>> start Dataset rows

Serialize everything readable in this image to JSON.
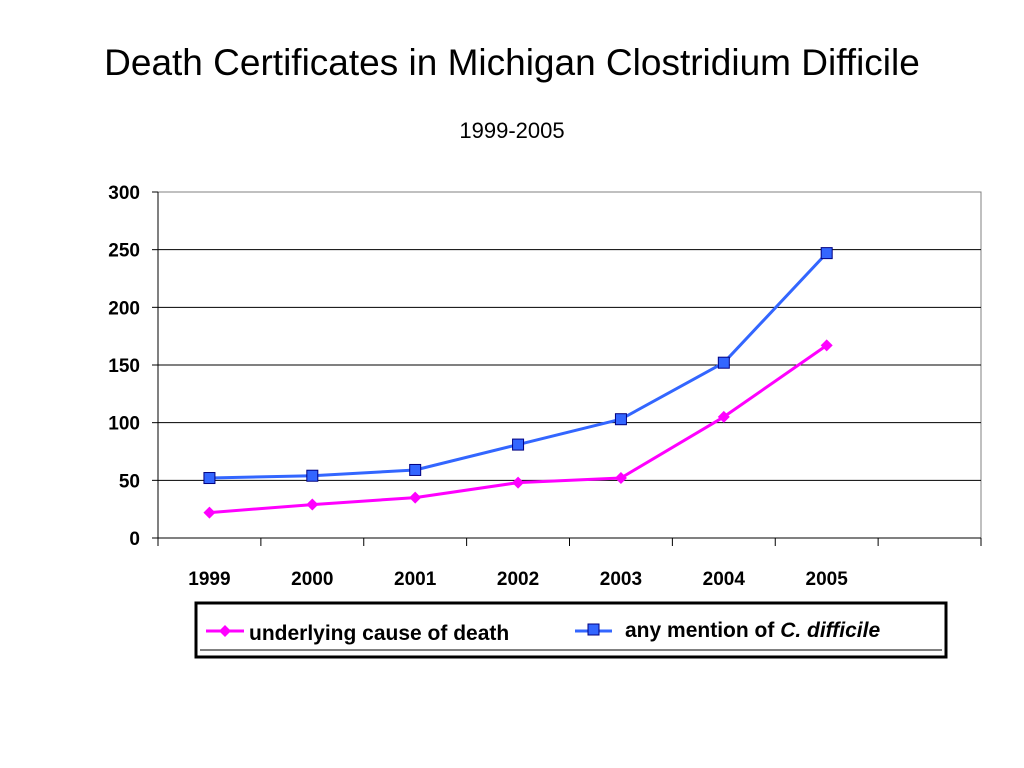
{
  "page": {
    "title": "Death Certificates in Michigan Clostridium Difficile",
    "subtitle": "1999-2005"
  },
  "chart_data": {
    "type": "line",
    "title": "Death Certificates in Michigan Clostridium Difficile",
    "subtitle": "1999-2005",
    "xlabel": "",
    "ylabel": "",
    "categories": [
      "1999",
      "2000",
      "2001",
      "2002",
      "2003",
      "2004",
      "2005"
    ],
    "series": [
      {
        "name": "underlying cause of death",
        "color": "#ff00ff",
        "marker": "diamond",
        "values": [
          22,
          29,
          35,
          48,
          52,
          105,
          167
        ]
      },
      {
        "name": "any mention of C. difficile",
        "name_parts": [
          "any mention of ",
          "C. difficile"
        ],
        "color": "#3366ff",
        "marker": "square",
        "values": [
          52,
          54,
          59,
          81,
          103,
          152,
          247
        ]
      }
    ],
    "ylim": [
      0,
      300
    ],
    "yticks": [
      0,
      50,
      100,
      150,
      200,
      250,
      300
    ],
    "x_slots": 8,
    "grid": "horizontal",
    "legend_position": "bottom"
  }
}
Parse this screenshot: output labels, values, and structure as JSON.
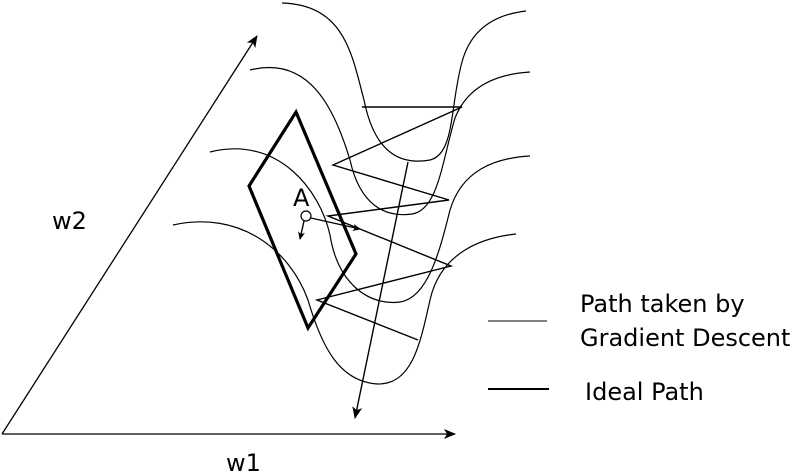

>> end Dataset rows

Request: Reproduce each entry precisely. Leave the pictures out.

Exercise output:
Serialize everything readable in this image to JSON.
{
  "page": {
    "title": "Death Certificates in Michigan Clostridium Difficile",
    "subtitle": "1999-2005"
  },
  "chart_data": {
    "type": "line",
    "title": "Death Certificates in Michigan Clostridium Difficile",
    "subtitle": "1999-2005",
    "xlabel": "",
    "ylabel": "",
    "categories": [
      "1999",
      "2000",
      "2001",
      "2002",
      "2003",
      "2004",
      "2005"
    ],
    "series": [
      {
        "name": "underlying cause of death",
        "color": "#ff00ff",
        "marker": "diamond",
        "values": [
          22,
          29,
          35,
          48,
          52,
          105,
          167
        ]
      },
      {
        "name": "any mention of C. difficile",
        "name_parts": [
          "any mention of ",
          "C. difficile"
        ],
        "color": "#3366ff",
        "marker": "square",
        "values": [
          52,
          54,
          59,
          81,
          103,
          152,
          247
        ]
      }
    ],
    "ylim": [
      0,
      300
    ],
    "yticks": [
      0,
      50,
      100,
      150,
      200,
      250,
      300
    ],
    "x_slots": 8,
    "grid": "horizontal",
    "legend_position": "bottom"
  }
}
Parse this screenshot: output labels, values, and structure as JSON.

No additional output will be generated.